### Task goal
Below are records; work out how many of their lines contain "ثانیه" and give only that number.

### Task input
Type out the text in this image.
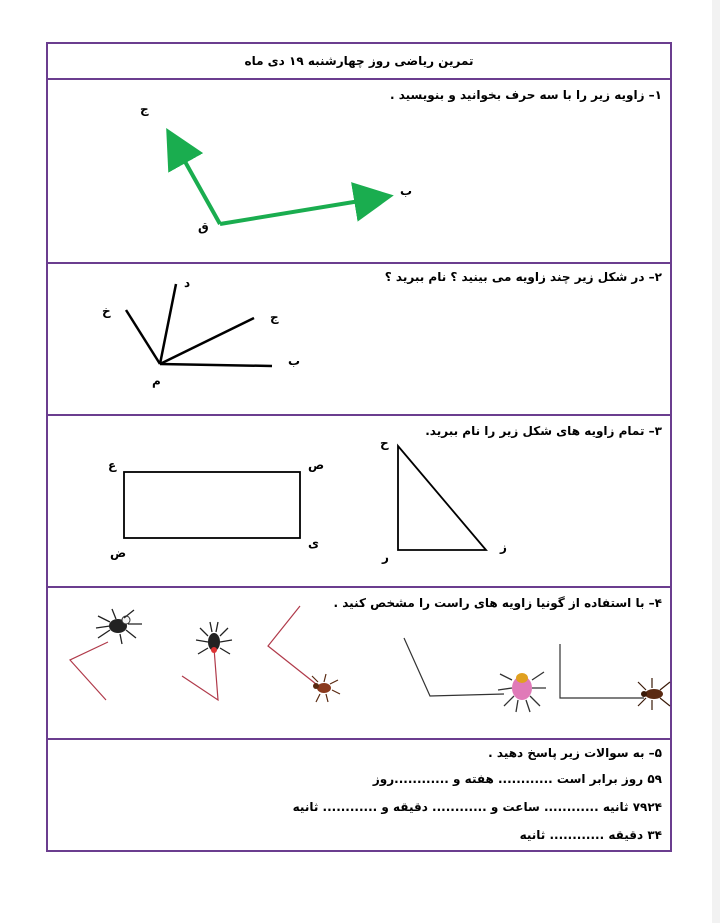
تمرین ریاضی روز چهارشنبه ۱۹ دی ماه
۱– زاویه زیر را با سه حرف بخوانید و بنویسید .
ج
ق
ب
۲– در شکل زیر چند زاویه می بینید ؟ نام ببرید ؟
د
خ	ج
ب
م
۳– تمام زاویه های شکل زیر را نام ببرید.
ع	ص
ض
ی
ح
ر
ز
۴– با استفاده از گونیا زاویه های راست را مشخص کنید .
۵– به سوالات زیر پاسخ دهید .
۵۹ روز برابر است ............ هفته و ............روز
۷۹۲۴ ثانیه ............ ساعت و ............ دقیقه و ............ ثانیه
۳۴ دقیقه ............ ثانیه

### Answer to this exercise
2